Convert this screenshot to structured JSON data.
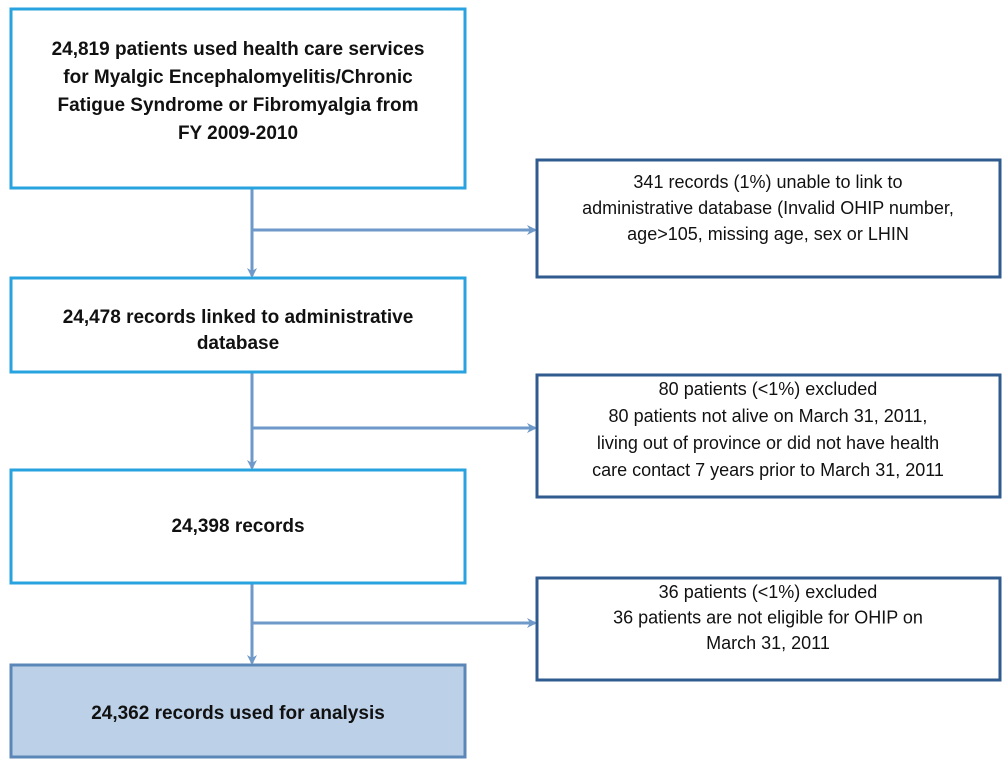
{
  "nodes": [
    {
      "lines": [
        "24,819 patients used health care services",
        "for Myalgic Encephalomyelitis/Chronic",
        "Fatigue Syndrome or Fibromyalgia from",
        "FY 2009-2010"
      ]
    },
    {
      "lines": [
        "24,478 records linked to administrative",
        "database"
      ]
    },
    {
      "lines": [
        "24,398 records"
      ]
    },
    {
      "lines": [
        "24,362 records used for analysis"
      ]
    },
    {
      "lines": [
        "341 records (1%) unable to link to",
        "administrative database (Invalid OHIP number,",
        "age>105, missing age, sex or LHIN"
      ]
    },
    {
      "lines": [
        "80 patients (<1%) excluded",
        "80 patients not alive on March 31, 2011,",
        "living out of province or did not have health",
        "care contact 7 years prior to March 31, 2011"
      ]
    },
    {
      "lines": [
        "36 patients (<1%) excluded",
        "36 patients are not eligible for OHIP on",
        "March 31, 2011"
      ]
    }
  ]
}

====================

Work to be completed
Provide only the number of lines in the entries that hold the word "excluded".

Answer box
2